-- Start --

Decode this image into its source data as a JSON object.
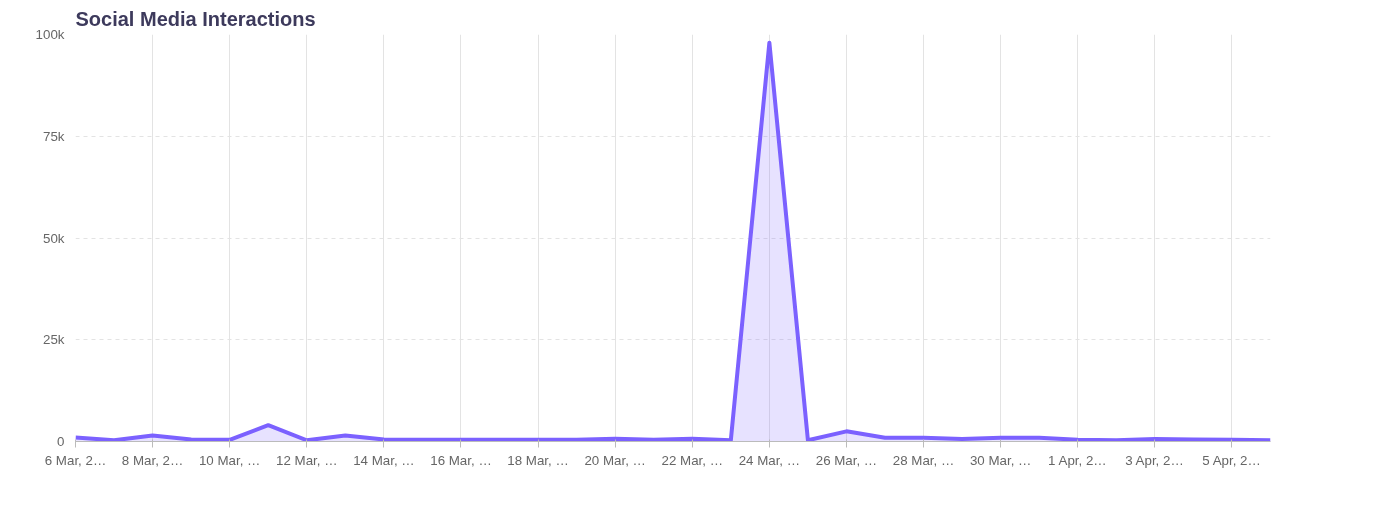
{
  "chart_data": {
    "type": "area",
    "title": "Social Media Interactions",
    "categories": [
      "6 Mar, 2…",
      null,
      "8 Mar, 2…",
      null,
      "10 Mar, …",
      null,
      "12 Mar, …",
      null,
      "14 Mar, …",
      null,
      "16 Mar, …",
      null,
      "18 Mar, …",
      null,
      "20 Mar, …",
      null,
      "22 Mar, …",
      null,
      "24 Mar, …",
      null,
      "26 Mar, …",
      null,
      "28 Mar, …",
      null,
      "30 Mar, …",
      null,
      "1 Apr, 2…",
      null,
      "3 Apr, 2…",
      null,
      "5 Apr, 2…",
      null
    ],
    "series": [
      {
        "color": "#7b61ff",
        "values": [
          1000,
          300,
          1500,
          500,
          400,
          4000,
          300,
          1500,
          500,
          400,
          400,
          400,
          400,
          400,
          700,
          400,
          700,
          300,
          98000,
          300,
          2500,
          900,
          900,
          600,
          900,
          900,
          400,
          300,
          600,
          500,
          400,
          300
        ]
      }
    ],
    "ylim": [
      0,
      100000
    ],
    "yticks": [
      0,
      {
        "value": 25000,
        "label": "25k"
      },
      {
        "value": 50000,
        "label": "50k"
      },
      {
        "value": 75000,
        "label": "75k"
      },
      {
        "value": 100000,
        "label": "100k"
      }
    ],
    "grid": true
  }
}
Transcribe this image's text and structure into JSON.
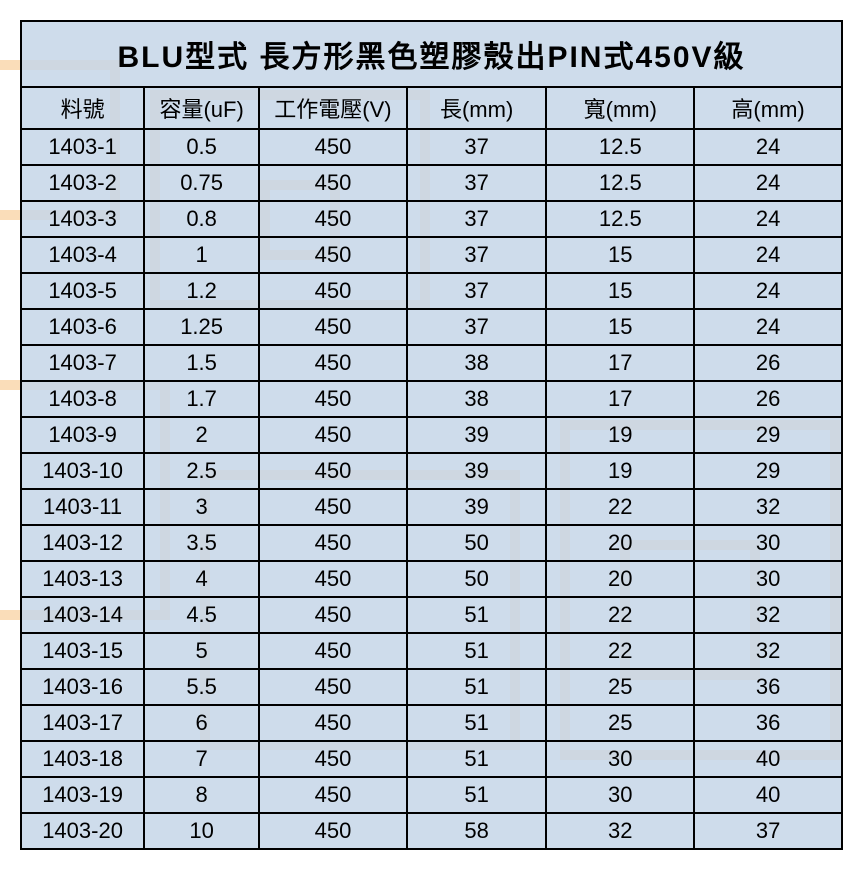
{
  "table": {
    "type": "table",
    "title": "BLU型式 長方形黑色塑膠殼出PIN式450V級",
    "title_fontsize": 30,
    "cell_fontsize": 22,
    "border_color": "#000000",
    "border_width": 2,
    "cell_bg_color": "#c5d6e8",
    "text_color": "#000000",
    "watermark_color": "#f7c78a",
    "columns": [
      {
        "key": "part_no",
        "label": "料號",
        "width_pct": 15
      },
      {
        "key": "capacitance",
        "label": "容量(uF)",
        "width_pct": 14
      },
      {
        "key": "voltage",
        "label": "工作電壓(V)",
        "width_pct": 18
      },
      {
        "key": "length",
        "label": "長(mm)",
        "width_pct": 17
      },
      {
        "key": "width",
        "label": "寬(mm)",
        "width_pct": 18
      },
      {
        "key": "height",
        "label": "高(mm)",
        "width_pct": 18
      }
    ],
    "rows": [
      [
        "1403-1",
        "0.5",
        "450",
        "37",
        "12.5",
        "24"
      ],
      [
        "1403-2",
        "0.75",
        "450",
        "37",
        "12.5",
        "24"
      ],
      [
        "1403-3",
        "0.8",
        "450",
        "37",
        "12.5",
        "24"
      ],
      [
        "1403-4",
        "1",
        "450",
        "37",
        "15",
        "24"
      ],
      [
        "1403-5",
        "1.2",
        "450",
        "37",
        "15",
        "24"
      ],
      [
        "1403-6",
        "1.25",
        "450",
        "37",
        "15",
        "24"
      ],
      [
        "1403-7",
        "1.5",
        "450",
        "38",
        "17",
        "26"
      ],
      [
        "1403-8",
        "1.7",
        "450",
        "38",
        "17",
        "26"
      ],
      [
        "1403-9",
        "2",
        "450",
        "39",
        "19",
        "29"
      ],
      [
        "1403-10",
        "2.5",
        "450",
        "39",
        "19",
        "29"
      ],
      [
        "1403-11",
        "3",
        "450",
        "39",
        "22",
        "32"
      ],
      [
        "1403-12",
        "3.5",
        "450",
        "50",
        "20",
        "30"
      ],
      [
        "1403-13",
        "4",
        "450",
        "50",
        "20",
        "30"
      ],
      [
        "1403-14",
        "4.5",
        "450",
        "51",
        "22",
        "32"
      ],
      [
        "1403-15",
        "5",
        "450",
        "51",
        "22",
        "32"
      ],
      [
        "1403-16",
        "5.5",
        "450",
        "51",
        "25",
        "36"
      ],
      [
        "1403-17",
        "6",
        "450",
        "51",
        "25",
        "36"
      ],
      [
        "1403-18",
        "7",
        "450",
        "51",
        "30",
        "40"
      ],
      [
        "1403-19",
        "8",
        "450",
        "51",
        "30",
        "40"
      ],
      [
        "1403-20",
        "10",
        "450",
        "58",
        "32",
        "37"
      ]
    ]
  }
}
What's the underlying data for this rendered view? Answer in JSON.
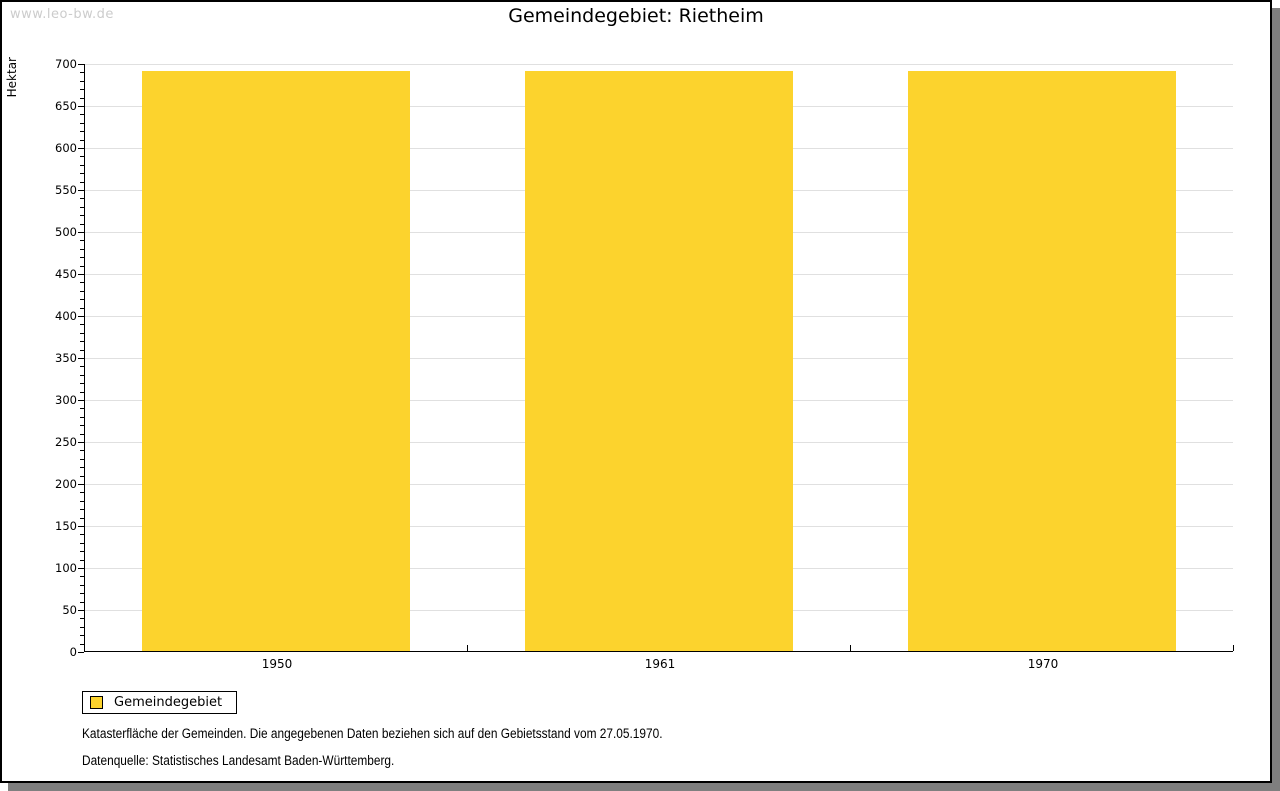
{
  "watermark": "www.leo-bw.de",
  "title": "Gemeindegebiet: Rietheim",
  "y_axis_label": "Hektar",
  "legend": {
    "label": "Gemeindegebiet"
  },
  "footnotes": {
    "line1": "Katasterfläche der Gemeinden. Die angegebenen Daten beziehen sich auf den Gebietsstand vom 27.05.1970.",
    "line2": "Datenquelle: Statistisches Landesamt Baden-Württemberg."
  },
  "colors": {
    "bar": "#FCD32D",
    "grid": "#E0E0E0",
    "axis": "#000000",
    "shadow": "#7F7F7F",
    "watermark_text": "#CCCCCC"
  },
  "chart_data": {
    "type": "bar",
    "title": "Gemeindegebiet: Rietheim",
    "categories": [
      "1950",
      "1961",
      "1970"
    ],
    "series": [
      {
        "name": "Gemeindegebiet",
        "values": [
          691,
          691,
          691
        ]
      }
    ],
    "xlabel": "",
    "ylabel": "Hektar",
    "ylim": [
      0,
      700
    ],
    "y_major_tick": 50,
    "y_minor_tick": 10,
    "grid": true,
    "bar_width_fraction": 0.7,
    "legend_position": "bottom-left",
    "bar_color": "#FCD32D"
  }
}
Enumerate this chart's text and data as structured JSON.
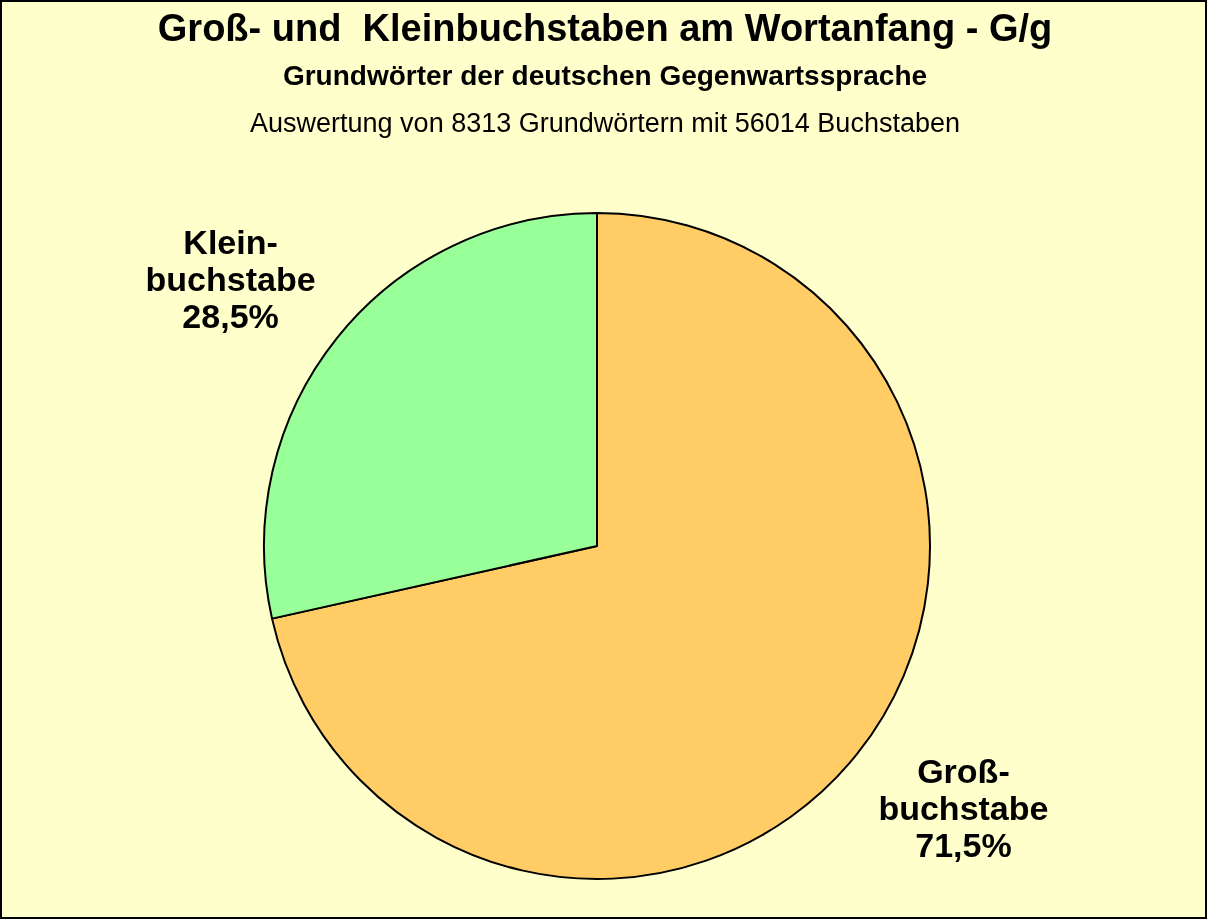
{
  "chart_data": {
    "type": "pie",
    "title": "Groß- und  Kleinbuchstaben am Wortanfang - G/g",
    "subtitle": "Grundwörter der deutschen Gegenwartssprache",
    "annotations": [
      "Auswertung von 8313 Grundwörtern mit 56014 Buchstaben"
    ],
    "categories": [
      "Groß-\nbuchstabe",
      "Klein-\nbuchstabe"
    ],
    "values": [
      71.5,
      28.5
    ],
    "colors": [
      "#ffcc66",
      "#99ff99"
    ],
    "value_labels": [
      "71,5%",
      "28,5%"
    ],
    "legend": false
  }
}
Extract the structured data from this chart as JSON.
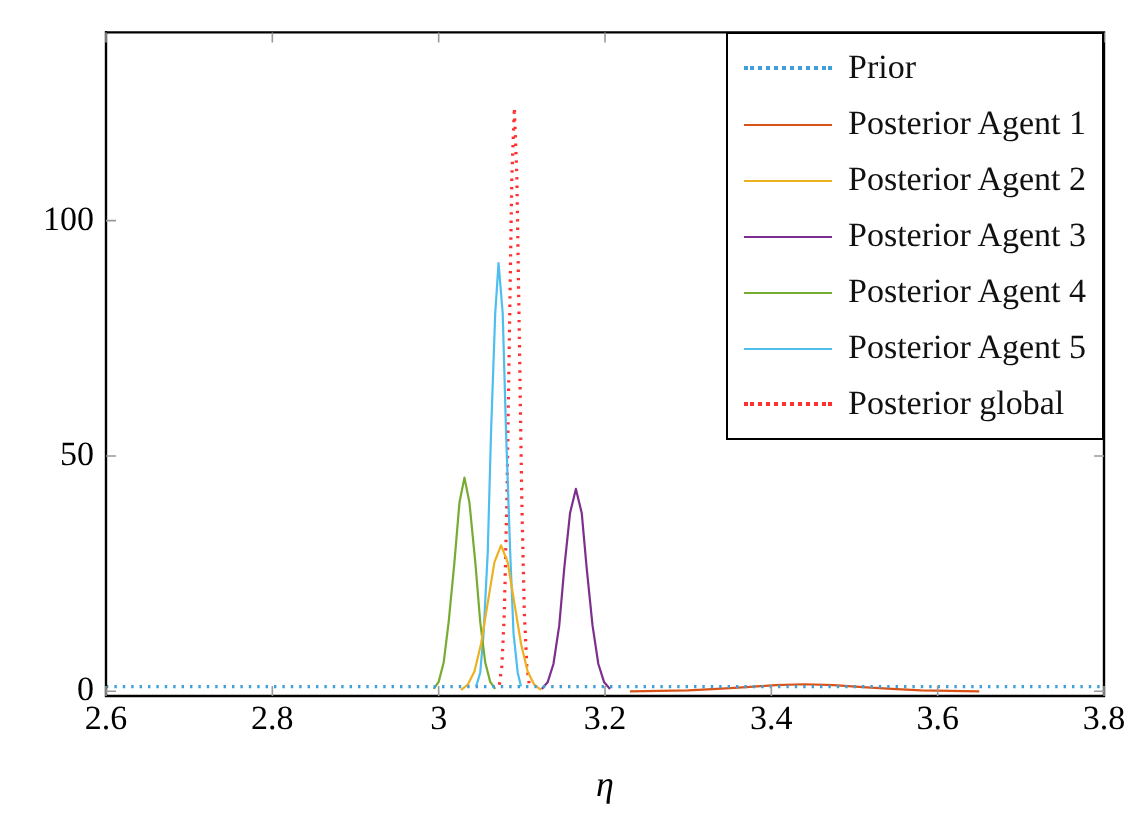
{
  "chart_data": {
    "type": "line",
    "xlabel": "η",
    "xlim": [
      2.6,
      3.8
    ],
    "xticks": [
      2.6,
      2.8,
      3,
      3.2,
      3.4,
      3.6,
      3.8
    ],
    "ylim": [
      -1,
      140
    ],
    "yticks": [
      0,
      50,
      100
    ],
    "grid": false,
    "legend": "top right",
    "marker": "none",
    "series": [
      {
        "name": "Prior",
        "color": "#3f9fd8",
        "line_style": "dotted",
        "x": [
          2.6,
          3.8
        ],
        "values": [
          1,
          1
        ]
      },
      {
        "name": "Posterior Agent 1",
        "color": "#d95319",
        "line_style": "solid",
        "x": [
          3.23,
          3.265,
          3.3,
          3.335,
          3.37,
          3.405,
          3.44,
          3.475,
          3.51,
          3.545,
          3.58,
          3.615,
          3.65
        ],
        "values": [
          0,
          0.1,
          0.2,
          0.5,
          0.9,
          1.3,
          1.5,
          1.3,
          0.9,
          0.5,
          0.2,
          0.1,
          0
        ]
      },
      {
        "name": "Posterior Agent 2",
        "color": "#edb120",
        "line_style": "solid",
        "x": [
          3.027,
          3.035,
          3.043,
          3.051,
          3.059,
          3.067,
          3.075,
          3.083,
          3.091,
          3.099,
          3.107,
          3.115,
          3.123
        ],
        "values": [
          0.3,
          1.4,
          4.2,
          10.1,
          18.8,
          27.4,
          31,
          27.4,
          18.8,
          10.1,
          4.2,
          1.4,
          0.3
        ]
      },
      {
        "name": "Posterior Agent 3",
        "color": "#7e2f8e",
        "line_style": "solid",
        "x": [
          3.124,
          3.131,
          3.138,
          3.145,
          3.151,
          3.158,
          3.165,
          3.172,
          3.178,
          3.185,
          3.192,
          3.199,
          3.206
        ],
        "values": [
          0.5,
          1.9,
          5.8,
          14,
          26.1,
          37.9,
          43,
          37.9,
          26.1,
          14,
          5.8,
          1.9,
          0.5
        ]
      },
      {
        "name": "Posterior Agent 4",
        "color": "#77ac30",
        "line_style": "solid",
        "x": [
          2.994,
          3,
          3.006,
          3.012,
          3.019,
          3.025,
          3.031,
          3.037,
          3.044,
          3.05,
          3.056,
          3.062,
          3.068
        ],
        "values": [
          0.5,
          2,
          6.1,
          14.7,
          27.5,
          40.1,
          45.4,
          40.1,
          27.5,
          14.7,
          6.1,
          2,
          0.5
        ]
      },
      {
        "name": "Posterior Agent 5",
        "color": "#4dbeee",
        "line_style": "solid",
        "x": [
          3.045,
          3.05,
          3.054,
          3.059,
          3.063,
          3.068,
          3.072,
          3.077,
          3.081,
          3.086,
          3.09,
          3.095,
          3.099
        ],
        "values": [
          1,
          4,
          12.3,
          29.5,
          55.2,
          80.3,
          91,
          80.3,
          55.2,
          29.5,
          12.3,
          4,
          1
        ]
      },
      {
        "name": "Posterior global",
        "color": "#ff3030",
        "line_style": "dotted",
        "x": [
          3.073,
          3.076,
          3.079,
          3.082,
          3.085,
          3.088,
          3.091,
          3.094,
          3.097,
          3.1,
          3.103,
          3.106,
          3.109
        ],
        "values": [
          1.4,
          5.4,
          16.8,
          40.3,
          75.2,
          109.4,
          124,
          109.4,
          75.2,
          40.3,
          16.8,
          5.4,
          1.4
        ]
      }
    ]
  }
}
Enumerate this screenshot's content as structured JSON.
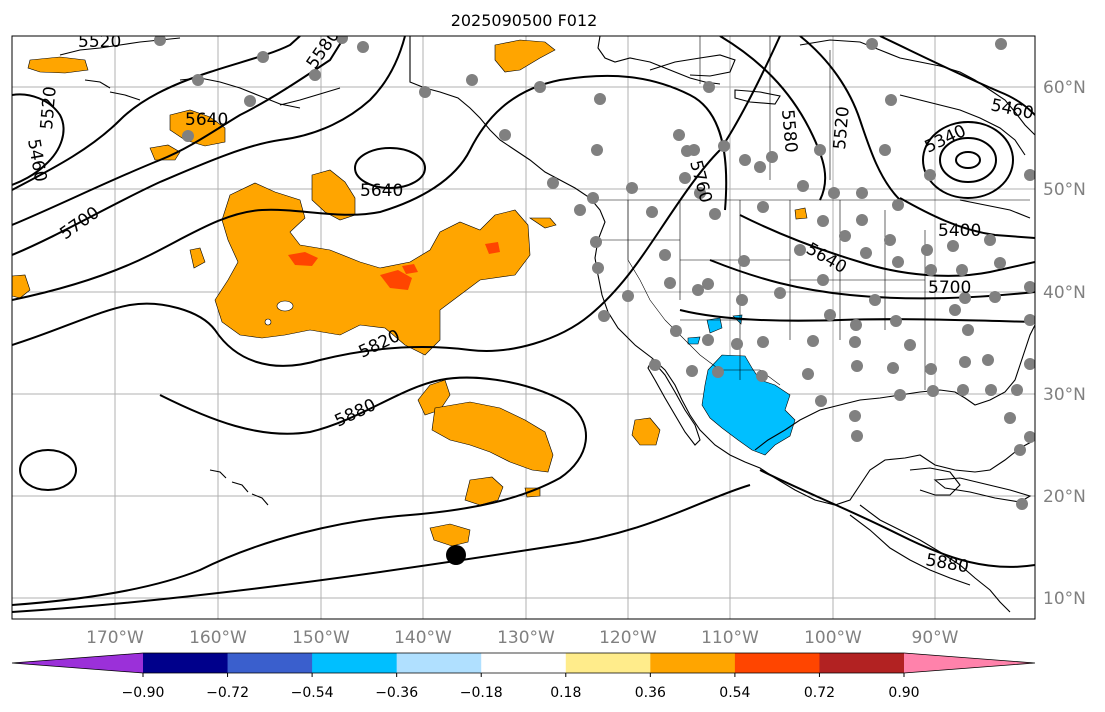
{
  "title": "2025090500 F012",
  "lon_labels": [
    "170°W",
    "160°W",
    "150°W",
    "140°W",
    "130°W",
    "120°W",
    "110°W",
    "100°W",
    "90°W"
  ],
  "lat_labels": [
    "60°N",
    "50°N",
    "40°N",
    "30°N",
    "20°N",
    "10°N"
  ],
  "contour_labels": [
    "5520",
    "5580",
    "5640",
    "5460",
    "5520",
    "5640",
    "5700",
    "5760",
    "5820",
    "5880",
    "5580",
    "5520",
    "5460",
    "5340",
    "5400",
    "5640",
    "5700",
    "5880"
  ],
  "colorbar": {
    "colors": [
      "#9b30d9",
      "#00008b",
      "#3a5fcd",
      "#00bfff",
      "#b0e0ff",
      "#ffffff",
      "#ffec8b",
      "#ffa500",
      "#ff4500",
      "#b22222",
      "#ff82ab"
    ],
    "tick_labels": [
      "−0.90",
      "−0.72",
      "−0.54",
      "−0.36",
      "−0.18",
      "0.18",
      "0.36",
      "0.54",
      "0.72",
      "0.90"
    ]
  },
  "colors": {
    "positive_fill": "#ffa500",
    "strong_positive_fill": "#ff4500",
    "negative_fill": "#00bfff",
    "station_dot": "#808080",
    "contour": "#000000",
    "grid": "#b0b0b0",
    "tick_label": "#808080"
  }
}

-- End --

[Task]
Of the lines in the listing above, how many hold the string "Rietheim"? Reply with the number only.

[Solved problem]
2